▶

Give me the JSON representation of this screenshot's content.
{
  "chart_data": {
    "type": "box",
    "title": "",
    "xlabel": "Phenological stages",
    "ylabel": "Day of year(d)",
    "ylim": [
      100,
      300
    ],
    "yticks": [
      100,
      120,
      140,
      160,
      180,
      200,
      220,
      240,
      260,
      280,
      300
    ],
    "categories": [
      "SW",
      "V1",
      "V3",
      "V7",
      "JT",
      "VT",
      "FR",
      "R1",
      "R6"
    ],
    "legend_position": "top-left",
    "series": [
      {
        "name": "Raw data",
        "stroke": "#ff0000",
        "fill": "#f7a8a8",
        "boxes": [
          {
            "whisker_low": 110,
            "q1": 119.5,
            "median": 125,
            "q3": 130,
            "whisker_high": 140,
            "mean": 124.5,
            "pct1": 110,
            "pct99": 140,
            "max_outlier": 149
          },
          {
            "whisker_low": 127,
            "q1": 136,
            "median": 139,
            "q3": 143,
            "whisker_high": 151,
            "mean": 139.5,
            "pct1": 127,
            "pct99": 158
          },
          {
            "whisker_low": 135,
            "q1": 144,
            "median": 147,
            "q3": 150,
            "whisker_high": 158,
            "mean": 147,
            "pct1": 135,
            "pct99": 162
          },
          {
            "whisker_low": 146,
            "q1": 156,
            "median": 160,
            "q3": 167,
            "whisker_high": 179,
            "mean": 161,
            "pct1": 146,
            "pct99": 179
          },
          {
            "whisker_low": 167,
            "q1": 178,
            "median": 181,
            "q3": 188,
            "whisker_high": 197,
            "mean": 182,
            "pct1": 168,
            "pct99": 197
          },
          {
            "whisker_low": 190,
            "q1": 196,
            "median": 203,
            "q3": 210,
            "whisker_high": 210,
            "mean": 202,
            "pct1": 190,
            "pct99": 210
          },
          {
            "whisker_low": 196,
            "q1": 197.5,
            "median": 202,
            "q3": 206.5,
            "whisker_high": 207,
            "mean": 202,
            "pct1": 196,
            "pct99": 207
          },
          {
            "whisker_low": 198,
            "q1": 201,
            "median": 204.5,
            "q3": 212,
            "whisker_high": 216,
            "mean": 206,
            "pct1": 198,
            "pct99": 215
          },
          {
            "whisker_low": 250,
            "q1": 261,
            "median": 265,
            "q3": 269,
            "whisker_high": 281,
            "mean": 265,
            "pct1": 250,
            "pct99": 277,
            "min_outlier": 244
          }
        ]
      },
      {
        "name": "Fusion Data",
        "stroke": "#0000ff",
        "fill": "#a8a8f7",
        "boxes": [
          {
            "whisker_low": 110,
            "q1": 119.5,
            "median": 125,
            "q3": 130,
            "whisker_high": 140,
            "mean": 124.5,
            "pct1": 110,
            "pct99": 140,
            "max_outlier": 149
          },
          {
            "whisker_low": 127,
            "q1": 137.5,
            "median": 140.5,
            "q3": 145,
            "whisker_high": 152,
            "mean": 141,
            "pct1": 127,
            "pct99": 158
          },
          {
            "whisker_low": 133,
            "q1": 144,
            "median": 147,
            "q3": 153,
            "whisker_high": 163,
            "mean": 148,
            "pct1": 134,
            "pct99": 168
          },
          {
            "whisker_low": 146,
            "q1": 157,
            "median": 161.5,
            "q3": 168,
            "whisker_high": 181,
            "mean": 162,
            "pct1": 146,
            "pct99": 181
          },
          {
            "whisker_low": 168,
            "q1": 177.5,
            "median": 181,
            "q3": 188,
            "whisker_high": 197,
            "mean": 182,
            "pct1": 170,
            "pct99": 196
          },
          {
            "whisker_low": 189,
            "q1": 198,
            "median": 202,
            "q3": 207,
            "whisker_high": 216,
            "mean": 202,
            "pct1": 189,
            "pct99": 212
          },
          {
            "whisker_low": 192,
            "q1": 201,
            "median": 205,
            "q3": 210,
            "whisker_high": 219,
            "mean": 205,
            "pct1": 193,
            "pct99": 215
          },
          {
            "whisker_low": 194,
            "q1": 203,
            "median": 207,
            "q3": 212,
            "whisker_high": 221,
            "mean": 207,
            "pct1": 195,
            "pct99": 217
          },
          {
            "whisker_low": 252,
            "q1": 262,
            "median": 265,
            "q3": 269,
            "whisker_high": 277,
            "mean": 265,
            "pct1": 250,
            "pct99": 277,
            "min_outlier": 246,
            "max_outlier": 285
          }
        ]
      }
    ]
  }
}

◀

> [WHAT THIS TASK INVOLVES]: Faithfully copy every entry, leaving nothing out.

> [TASK SOLUTION]:
Give me the JSON representation of this screenshot's content.
{
  "chart_data": {
    "type": "box",
    "title": "",
    "xlabel": "Phenological stages",
    "ylabel": "Day of year(d)",
    "ylim": [
      100,
      300
    ],
    "yticks": [
      100,
      120,
      140,
      160,
      180,
      200,
      220,
      240,
      260,
      280,
      300
    ],
    "categories": [
      "SW",
      "V1",
      "V3",
      "V7",
      "JT",
      "VT",
      "FR",
      "R1",
      "R6"
    ],
    "legend_position": "top-left",
    "series": [
      {
        "name": "Raw data",
        "stroke": "#ff0000",
        "fill": "#f7a8a8",
        "boxes": [
          {
            "whisker_low": 110,
            "q1": 119.5,
            "median": 125,
            "q3": 130,
            "whisker_high": 140,
            "mean": 124.5,
            "pct1": 110,
            "pct99": 140,
            "max_outlier": 149
          },
          {
            "whisker_low": 127,
            "q1": 136,
            "median": 139,
            "q3": 143,
            "whisker_high": 151,
            "mean": 139.5,
            "pct1": 127,
            "pct99": 158
          },
          {
            "whisker_low": 135,
            "q1": 144,
            "median": 147,
            "q3": 150,
            "whisker_high": 158,
            "mean": 147,
            "pct1": 135,
            "pct99": 162
          },
          {
            "whisker_low": 146,
            "q1": 156,
            "median": 160,
            "q3": 167,
            "whisker_high": 179,
            "mean": 161,
            "pct1": 146,
            "pct99": 179
          },
          {
            "whisker_low": 167,
            "q1": 178,
            "median": 181,
            "q3": 188,
            "whisker_high": 197,
            "mean": 182,
            "pct1": 168,
            "pct99": 197
          },
          {
            "whisker_low": 190,
            "q1": 196,
            "median": 203,
            "q3": 210,
            "whisker_high": 210,
            "mean": 202,
            "pct1": 190,
            "pct99": 210
          },
          {
            "whisker_low": 196,
            "q1": 197.5,
            "median": 202,
            "q3": 206.5,
            "whisker_high": 207,
            "mean": 202,
            "pct1": 196,
            "pct99": 207
          },
          {
            "whisker_low": 198,
            "q1": 201,
            "median": 204.5,
            "q3": 212,
            "whisker_high": 216,
            "mean": 206,
            "pct1": 198,
            "pct99": 215
          },
          {
            "whisker_low": 250,
            "q1": 261,
            "median": 265,
            "q3": 269,
            "whisker_high": 281,
            "mean": 265,
            "pct1": 250,
            "pct99": 277,
            "min_outlier": 244
          }
        ]
      },
      {
        "name": "Fusion Data",
        "stroke": "#0000ff",
        "fill": "#a8a8f7",
        "boxes": [
          {
            "whisker_low": 110,
            "q1": 119.5,
            "median": 125,
            "q3": 130,
            "whisker_high": 140,
            "mean": 124.5,
            "pct1": 110,
            "pct99": 140,
            "max_outlier": 149
          },
          {
            "whisker_low": 127,
            "q1": 137.5,
            "median": 140.5,
            "q3": 145,
            "whisker_high": 152,
            "mean": 141,
            "pct1": 127,
            "pct99": 158
          },
          {
            "whisker_low": 133,
            "q1": 144,
            "median": 147,
            "q3": 153,
            "whisker_high": 163,
            "mean": 148,
            "pct1": 134,
            "pct99": 168
          },
          {
            "whisker_low": 146,
            "q1": 157,
            "median": 161.5,
            "q3": 168,
            "whisker_high": 181,
            "mean": 162,
            "pct1": 146,
            "pct99": 181
          },
          {
            "whisker_low": 168,
            "q1": 177.5,
            "median": 181,
            "q3": 188,
            "whisker_high": 197,
            "mean": 182,
            "pct1": 170,
            "pct99": 196
          },
          {
            "whisker_low": 189,
            "q1": 198,
            "median": 202,
            "q3": 207,
            "whisker_high": 216,
            "mean": 202,
            "pct1": 189,
            "pct99": 212
          },
          {
            "whisker_low": 192,
            "q1": 201,
            "median": 205,
            "q3": 210,
            "whisker_high": 219,
            "mean": 205,
            "pct1": 193,
            "pct99": 215
          },
          {
            "whisker_low": 194,
            "q1": 203,
            "median": 207,
            "q3": 212,
            "whisker_high": 221,
            "mean": 207,
            "pct1": 195,
            "pct99": 217
          },
          {
            "whisker_low": 252,
            "q1": 262,
            "median": 265,
            "q3": 269,
            "whisker_high": 277,
            "mean": 265,
            "pct1": 250,
            "pct99": 277,
            "min_outlier": 246,
            "max_outlier": 285
          }
        ]
      }
    ]
  }
}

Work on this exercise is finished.